__Dataset records__
-- BEGIN --
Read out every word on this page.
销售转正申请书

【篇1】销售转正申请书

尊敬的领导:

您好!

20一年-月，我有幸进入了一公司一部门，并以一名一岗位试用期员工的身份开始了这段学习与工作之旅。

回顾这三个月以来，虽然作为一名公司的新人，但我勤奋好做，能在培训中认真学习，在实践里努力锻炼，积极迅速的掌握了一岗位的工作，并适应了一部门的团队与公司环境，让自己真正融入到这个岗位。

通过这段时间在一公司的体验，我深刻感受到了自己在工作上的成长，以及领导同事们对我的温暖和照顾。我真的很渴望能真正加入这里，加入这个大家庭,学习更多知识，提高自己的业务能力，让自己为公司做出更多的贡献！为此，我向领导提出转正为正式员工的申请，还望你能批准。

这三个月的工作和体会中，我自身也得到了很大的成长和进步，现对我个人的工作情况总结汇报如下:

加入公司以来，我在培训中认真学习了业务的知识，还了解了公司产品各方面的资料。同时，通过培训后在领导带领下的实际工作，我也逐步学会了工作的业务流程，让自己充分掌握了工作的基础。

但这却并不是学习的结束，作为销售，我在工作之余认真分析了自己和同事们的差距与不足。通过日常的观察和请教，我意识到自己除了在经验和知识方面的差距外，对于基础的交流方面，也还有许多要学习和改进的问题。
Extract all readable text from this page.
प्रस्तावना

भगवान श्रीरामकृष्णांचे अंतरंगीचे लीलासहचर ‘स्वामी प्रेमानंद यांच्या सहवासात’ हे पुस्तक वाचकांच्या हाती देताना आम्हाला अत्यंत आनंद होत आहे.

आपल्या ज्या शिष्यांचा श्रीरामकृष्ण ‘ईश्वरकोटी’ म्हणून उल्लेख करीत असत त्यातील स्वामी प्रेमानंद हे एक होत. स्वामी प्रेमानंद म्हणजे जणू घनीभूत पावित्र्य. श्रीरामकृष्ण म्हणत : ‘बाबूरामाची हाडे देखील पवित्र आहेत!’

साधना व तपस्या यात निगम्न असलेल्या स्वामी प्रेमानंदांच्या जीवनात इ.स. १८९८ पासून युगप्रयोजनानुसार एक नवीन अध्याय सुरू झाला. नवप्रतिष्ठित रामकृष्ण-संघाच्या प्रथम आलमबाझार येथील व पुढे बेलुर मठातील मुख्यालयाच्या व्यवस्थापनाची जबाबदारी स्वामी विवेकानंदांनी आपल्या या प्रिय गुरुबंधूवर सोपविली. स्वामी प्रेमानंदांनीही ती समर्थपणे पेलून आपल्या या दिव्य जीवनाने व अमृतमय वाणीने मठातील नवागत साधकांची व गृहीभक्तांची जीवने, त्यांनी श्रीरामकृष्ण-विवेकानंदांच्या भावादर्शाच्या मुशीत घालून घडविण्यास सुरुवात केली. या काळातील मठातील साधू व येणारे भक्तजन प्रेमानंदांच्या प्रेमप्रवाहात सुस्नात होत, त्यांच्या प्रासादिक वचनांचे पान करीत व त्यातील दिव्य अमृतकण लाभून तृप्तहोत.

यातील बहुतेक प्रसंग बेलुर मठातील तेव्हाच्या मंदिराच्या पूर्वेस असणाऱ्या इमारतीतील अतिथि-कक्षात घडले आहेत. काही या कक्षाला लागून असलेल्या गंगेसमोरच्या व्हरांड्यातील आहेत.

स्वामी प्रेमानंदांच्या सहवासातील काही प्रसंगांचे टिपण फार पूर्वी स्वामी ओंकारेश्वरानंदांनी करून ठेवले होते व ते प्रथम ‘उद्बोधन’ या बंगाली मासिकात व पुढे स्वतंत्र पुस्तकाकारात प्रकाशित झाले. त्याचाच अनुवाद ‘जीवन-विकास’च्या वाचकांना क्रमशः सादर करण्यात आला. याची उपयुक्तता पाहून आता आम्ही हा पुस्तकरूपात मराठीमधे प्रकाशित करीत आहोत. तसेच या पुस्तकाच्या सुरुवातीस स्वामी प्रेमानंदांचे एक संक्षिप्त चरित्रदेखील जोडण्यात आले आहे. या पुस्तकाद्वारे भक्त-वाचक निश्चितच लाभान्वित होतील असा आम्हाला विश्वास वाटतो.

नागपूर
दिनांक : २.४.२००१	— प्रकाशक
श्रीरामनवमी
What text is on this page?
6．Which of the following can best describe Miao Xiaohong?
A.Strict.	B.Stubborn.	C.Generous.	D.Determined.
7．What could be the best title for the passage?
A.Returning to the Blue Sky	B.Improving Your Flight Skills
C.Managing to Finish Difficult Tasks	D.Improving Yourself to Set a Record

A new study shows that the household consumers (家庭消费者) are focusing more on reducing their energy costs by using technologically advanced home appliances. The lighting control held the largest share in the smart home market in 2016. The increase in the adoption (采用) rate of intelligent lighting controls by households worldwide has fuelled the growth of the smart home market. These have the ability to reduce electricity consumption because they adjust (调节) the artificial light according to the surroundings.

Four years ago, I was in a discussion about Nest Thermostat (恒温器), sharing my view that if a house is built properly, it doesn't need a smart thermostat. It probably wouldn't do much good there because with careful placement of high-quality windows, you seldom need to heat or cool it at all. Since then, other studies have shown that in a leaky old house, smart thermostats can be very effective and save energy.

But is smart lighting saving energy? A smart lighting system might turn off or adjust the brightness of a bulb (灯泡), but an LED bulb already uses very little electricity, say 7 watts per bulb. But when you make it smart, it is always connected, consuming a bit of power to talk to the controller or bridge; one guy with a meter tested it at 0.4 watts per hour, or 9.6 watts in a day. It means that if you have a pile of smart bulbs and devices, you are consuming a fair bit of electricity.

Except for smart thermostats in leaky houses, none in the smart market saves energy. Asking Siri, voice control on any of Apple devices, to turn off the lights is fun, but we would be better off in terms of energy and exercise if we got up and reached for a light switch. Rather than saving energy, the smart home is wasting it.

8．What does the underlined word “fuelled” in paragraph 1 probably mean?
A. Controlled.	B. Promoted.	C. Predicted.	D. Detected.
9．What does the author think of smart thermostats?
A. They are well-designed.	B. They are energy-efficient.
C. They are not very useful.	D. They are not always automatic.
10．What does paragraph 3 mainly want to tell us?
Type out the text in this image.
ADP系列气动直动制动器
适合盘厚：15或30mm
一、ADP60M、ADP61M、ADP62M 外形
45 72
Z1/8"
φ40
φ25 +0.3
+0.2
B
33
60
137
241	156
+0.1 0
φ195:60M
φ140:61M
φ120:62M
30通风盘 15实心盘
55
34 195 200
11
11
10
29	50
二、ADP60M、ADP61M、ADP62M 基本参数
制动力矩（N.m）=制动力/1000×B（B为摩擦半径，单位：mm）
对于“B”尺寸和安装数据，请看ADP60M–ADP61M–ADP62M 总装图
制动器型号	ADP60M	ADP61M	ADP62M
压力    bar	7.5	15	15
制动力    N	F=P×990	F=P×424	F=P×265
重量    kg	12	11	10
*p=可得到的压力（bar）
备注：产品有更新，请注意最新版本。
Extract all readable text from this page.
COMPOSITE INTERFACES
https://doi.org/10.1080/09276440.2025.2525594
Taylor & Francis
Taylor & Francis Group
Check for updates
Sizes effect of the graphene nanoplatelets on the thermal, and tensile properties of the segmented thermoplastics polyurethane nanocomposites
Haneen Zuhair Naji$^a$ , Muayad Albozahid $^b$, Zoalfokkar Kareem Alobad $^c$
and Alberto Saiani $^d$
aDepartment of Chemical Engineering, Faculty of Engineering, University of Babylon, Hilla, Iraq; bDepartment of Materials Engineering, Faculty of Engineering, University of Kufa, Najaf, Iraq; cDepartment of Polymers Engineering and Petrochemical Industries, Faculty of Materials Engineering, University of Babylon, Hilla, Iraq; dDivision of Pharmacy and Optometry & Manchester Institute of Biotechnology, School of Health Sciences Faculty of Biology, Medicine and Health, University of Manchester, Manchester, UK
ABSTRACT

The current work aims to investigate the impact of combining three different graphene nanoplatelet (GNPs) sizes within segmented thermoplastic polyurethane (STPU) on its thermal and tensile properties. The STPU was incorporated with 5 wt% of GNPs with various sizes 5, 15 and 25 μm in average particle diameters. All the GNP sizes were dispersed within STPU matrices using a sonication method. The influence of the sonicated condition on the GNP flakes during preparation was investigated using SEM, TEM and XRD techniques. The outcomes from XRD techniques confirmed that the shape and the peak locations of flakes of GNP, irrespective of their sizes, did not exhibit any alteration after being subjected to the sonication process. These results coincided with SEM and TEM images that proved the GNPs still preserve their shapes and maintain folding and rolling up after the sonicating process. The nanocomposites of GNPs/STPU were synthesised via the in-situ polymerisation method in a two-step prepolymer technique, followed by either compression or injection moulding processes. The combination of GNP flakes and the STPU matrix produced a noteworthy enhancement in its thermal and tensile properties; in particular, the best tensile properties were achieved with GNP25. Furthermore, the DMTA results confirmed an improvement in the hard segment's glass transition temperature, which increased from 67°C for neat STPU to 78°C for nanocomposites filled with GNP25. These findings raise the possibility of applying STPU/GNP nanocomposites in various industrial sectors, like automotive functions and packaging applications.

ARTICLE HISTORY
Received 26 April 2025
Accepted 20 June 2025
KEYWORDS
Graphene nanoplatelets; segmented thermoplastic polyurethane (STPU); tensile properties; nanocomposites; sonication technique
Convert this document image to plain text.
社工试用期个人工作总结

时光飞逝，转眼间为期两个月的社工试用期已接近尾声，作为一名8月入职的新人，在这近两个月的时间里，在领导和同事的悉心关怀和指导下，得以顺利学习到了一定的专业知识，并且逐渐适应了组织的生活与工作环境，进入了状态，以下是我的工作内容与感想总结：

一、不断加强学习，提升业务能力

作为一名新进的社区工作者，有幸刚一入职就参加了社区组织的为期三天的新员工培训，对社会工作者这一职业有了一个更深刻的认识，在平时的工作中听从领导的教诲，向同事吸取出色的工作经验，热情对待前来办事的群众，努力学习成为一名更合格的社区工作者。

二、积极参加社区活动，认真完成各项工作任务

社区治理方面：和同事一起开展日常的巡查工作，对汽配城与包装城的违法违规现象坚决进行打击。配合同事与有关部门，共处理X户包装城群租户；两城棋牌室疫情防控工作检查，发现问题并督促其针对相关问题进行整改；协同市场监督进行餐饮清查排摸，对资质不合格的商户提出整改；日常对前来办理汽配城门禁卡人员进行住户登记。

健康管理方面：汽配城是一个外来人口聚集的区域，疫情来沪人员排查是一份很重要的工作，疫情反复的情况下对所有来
-- END --
__Exercise details__
Everything from the line with "Convert this document image to plain text." through the last line of the material above should be echoed exactly, and nothing else.

__Written solution__
Convert this document image to plain text.
社工试用期个人工作总结

时光飞逝，转眼间为期两个月的社工试用期已接近尾声，作为一名8月入职的新人，在这近两个月的时间里，在领导和同事的悉心关怀和指导下，得以顺利学习到了一定的专业知识，并且逐渐适应了组织的生活与工作环境，进入了状态，以下是我的工作内容与感想总结：

一、不断加强学习，提升业务能力

作为一名新进的社区工作者，有幸刚一入职就参加了社区组织的为期三天的新员工培训，对社会工作者这一职业有了一个更深刻的认识，在平时的工作中听从领导的教诲，向同事吸取出色的工作经验，热情对待前来办事的群众，努力学习成为一名更合格的社区工作者。

二、积极参加社区活动，认真完成各项工作任务

社区治理方面：和同事一起开展日常的巡查工作，对汽配城与包装城的违法违规现象坚决进行打击。配合同事与有关部门，共处理X户包装城群租户；两城棋牌室疫情防控工作检查，发现问题并督促其针对相关问题进行整改；协同市场监督进行餐饮清查排摸，对资质不合格的商户提出整改；日常对前来办理汽配城门禁卡人员进行住户登记。

健康管理方面：汽配城是一个外来人口聚集的区域，疫情来沪人员排查是一份很重要的工作，疫情反复的情况下对所有来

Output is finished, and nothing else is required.